[Collection entries]
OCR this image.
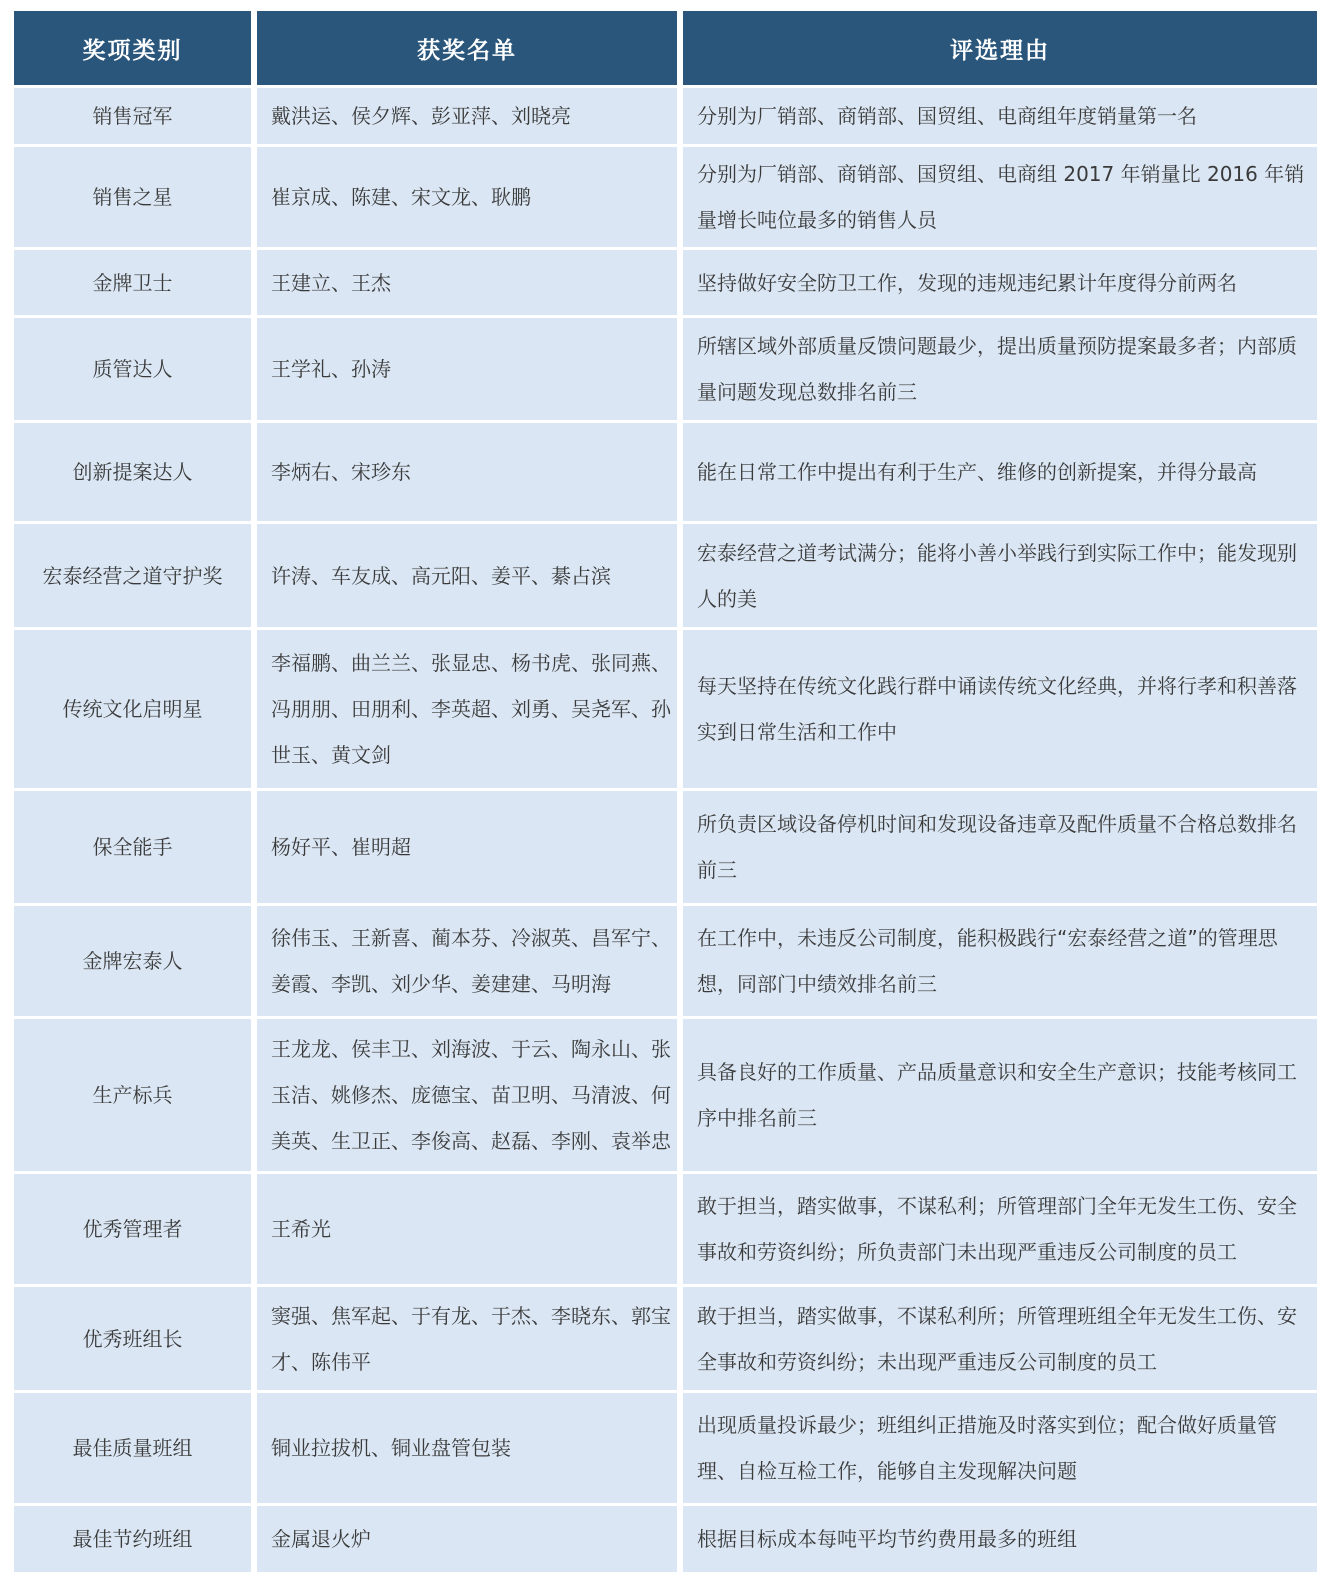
奖项类别	获奖名单	评选理由
销售冠军	戴洪运、侯夕辉、彭亚萍、刘晓亮	分别为厂销部、商销部、国贸组、电商组年度销量第一名
销售之星	崔京成、陈建、宋文龙、耿鹏	分别为厂销部、商销部、国贸组、电商组 2017 年销量比 2016 年销量增长吨位最多的销售人员
金牌卫士	王建立、王杰	坚持做好安全防卫工作，发现的违规违纪累计年度得分前两名
质管达人	王学礼、孙涛	所辖区域外部质量反馈问题最少，提出质量预防提案最多者；内部质量问题发现总数排名前三
创新提案达人	李炳右、宋珍东	能在日常工作中提出有利于生产、维修的创新提案，并得分最高
宏泰经营之道守护奖	许涛、车友成、高元阳、姜平、綦占滨	宏泰经营之道考试满分；能将小善小举践行到实际工作中；能发现别人的美
传统文化启明星	李福鹏、曲兰兰、张显忠、杨书虎、张同燕、冯朋朋、田朋利、李英超、刘勇、吴尧军、孙世玉、黄文剑	每天坚持在传统文化践行群中诵读传统文化经典，并将行孝和积善落实到日常生活和工作中
保全能手	杨好平、崔明超	所负责区域设备停机时间和发现设备违章及配件质量不合格总数排名前三
金牌宏泰人	徐伟玉、王新喜、蔺本芬、冷淑英、昌军宁、姜霞、李凯、刘少华、姜建建、马明海	在工作中，未违反公司制度，能积极践行“宏泰经营之道”的管理思想，同部门中绩效排名前三
生产标兵	王龙龙、侯丰卫、刘海波、于云、陶永山、张玉洁、姚修杰、庞德宝、苗卫明、马清波、何美英、生卫正、李俊高、赵磊、李刚、袁举忠	具备良好的工作质量、产品质量意识和安全生产意识；技能考核同工序中排名前三
优秀管理者	王希光	敢于担当，踏实做事，不谋私利；所管理部门全年无发生工伤、安全事故和劳资纠纷；所负责部门未出现严重违反公司制度的员工
优秀班组长	窦强、焦军起、于有龙、于杰、李晓东、郭宝才、陈伟平	敢于担当，踏实做事，不谋私利所；所管理班组全年无发生工伤、安全事故和劳资纠纷；未出现严重违反公司制度的员工
最佳质量班组	铜业拉拔机、铜业盘管包装	出现质量投诉最少；班组纠正措施及时落实到位；配合做好质量管理、自检互检工作，能够自主发现解决问题
最佳节约班组	金属退火炉	根据目标成本每吨平均节约费用最多的班组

▶ **What to produce**
Provide the number of lines in the entries that include "敢于担当", and no other text.

▶ **Task output**
2